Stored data
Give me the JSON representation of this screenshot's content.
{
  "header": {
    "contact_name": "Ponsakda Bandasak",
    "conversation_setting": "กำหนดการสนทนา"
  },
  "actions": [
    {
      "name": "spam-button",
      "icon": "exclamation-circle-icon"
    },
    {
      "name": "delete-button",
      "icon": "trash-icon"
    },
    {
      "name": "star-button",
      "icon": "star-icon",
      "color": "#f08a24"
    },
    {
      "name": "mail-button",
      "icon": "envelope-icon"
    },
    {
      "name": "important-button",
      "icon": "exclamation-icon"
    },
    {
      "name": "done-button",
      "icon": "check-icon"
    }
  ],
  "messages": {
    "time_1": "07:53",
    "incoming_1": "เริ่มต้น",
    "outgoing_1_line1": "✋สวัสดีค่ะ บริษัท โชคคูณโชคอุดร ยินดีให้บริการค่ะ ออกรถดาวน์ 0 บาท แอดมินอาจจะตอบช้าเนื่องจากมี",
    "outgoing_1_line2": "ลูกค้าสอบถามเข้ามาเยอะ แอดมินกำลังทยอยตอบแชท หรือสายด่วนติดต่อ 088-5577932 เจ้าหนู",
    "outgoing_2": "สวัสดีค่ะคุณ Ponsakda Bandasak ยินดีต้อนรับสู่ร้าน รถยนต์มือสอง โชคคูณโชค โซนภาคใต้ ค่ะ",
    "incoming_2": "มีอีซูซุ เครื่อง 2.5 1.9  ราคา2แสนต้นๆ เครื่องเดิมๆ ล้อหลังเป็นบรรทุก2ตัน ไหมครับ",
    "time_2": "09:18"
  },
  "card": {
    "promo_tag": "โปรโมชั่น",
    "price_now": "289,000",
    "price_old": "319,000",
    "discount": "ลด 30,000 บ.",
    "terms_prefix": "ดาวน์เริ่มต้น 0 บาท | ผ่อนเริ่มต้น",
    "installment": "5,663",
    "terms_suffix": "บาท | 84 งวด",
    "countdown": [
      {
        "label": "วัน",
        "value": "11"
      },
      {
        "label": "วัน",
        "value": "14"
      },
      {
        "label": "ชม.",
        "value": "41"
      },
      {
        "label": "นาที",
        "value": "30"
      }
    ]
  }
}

| Challenge |
Repeat the material in full, exactly as it stands.

| The response |
Give me the JSON representation of this screenshot's content.
{
  "header": {
    "contact_name": "Ponsakda Bandasak",
    "conversation_setting": "กำหนดการสนทนา"
  },
  "actions": [
    {
      "name": "spam-button",
      "icon": "exclamation-circle-icon"
    },
    {
      "name": "delete-button",
      "icon": "trash-icon"
    },
    {
      "name": "star-button",
      "icon": "star-icon",
      "color": "#f08a24"
    },
    {
      "name": "mail-button",
      "icon": "envelope-icon"
    },
    {
      "name": "important-button",
      "icon": "exclamation-icon"
    },
    {
      "name": "done-button",
      "icon": "check-icon"
    }
  ],
  "messages": {
    "time_1": "07:53",
    "incoming_1": "เริ่มต้น",
    "outgoing_1_line1": "✋สวัสดีค่ะ บริษัท โชคคูณโชคอุดร ยินดีให้บริการค่ะ ออกรถดาวน์ 0 บาท แอดมินอาจจะตอบช้าเนื่องจากมี",
    "outgoing_1_line2": "ลูกค้าสอบถามเข้ามาเยอะ แอดมินกำลังทยอยตอบแชท หรือสายด่วนติดต่อ 088-5577932 เจ้าหนู",
    "outgoing_2": "สวัสดีค่ะคุณ Ponsakda Bandasak ยินดีต้อนรับสู่ร้าน รถยนต์มือสอง โชคคูณโชค โซนภาคใต้ ค่ะ",
    "incoming_2": "มีอีซูซุ เครื่อง 2.5 1.9  ราคา2แสนต้นๆ เครื่องเดิมๆ ล้อหลังเป็นบรรทุก2ตัน ไหมครับ",
    "time_2": "09:18"
  },
  "card": {
    "promo_tag": "โปรโมชั่น",
    "price_now": "289,000",
    "price_old": "319,000",
    "discount": "ลด 30,000 บ.",
    "terms_prefix": "ดาวน์เริ่มต้น 0 บาท | ผ่อนเริ่มต้น",
    "installment": "5,663",
    "terms_suffix": "บาท | 84 งวด",
    "countdown": [
      {
        "label": "วัน",
        "value": "11"
      },
      {
        "label": "วัน",
        "value": "14"
      },
      {
        "label": "ชม.",
        "value": "41"
      },
      {
        "label": "นาที",
        "value": "30"
      }
    ]
  }
}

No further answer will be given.